* _Task to carry out_:
In the entries below, find the lines with the word "color" and copy them.

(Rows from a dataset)
════════════════════
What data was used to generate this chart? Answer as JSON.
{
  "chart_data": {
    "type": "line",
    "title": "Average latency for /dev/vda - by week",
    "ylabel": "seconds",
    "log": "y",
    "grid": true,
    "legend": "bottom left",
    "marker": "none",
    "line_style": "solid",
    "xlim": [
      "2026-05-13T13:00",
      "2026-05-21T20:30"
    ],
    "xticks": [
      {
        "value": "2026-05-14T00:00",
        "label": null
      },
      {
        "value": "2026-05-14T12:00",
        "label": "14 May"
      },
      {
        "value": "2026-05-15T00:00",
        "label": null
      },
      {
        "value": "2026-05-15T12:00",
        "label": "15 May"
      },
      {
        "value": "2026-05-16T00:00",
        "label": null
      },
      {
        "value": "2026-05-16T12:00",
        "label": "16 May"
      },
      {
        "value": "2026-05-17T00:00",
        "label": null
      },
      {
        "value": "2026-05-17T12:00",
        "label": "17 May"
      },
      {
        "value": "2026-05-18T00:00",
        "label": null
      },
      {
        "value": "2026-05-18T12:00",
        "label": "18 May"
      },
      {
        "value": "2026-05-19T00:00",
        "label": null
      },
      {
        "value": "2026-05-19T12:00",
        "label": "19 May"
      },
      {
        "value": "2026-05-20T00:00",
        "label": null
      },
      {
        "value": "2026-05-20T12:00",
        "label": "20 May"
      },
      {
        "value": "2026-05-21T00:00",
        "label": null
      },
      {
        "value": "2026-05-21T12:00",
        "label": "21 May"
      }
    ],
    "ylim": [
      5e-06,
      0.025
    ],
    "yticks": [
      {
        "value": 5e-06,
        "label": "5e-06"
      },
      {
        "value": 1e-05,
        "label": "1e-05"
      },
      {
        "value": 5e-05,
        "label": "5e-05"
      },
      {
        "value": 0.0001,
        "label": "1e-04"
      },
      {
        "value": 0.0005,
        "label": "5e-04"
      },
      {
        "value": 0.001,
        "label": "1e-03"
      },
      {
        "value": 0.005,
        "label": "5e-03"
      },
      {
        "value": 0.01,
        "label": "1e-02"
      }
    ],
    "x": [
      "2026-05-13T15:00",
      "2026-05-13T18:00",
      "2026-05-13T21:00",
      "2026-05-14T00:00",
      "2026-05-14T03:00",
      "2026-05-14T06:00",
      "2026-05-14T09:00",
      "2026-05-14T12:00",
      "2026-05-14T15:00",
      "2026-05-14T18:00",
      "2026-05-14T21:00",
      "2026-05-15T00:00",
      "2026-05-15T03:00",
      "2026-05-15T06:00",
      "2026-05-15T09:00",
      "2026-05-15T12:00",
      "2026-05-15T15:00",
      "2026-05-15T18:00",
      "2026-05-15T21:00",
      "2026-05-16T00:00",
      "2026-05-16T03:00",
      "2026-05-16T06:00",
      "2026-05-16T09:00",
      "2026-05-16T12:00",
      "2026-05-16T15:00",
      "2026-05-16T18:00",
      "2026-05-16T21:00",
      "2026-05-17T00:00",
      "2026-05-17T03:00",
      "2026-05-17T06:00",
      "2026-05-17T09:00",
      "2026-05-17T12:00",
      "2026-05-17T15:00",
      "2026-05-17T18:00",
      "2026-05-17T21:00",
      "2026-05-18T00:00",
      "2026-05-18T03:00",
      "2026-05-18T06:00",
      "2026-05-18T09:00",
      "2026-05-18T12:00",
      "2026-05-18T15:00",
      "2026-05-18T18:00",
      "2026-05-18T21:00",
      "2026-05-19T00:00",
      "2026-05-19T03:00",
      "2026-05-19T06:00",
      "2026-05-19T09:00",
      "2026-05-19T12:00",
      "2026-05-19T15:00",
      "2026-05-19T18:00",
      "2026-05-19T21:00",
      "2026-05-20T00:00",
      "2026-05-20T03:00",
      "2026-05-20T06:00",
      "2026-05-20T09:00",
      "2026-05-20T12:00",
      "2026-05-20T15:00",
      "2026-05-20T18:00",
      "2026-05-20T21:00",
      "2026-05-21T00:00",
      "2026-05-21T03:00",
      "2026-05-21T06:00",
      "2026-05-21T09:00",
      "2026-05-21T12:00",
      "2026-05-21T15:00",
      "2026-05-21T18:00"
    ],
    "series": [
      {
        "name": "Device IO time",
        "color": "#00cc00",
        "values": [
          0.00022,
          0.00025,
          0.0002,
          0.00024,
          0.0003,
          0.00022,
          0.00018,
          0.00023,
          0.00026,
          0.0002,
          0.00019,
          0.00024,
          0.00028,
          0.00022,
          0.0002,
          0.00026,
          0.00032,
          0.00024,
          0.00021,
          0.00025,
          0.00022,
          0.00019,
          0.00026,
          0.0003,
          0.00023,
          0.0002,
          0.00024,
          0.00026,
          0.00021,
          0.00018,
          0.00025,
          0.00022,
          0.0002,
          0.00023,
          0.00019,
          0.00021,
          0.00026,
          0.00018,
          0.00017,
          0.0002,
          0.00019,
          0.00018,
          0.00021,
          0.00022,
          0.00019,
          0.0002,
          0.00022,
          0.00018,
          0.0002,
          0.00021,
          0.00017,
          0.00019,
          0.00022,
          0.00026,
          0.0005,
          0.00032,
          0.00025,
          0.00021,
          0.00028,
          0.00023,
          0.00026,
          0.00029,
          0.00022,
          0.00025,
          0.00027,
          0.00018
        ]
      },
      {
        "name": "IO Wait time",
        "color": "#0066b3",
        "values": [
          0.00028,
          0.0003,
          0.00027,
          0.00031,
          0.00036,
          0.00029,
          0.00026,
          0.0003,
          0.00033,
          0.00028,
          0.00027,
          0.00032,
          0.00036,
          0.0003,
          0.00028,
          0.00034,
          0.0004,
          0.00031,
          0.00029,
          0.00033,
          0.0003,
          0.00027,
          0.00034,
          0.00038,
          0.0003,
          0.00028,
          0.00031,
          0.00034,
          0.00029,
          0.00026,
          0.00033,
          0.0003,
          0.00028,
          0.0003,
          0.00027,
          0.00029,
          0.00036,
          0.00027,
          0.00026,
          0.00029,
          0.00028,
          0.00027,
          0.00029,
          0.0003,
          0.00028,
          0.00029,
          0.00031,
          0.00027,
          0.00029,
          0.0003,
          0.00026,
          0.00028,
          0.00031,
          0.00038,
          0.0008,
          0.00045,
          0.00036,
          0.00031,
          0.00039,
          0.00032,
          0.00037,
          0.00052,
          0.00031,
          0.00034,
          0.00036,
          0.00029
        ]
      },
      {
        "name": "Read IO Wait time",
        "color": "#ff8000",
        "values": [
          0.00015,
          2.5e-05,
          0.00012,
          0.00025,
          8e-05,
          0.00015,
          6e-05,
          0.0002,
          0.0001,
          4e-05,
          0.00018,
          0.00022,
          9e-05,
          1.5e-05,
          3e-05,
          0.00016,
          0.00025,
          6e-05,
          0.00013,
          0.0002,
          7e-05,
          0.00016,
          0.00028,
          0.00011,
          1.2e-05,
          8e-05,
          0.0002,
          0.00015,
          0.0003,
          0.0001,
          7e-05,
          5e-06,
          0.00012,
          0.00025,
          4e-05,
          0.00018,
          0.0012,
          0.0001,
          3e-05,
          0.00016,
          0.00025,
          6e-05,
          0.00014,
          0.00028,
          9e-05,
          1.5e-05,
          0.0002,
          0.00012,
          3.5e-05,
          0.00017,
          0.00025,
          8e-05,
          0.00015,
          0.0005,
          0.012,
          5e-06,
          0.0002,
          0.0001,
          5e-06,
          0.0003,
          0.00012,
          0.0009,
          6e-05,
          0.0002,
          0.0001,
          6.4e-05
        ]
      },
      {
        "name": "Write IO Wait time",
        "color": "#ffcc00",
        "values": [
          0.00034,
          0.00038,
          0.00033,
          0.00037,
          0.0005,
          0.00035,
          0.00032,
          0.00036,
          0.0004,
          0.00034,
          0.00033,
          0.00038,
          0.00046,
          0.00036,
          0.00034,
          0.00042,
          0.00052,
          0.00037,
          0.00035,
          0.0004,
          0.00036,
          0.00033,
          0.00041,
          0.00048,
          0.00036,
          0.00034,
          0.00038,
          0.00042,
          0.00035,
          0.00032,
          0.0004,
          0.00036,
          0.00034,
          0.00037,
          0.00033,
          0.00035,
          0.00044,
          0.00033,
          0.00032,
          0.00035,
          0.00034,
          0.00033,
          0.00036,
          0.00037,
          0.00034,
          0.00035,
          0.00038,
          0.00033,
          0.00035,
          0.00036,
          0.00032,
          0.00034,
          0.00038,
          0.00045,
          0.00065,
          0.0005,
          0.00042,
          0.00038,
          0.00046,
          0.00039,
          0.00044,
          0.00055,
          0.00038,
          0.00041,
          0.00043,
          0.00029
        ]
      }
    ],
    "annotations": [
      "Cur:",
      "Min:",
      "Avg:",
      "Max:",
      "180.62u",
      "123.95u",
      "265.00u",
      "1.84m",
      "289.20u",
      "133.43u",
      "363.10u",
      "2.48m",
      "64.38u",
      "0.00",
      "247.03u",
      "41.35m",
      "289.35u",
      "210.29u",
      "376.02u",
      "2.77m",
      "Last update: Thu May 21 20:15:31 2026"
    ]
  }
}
════════════════════
* _Response to this task_:
        "color": "#00cc00",
        "color": "#0066b3",
        "color": "#ff8000",
        "color": "#ffcc00",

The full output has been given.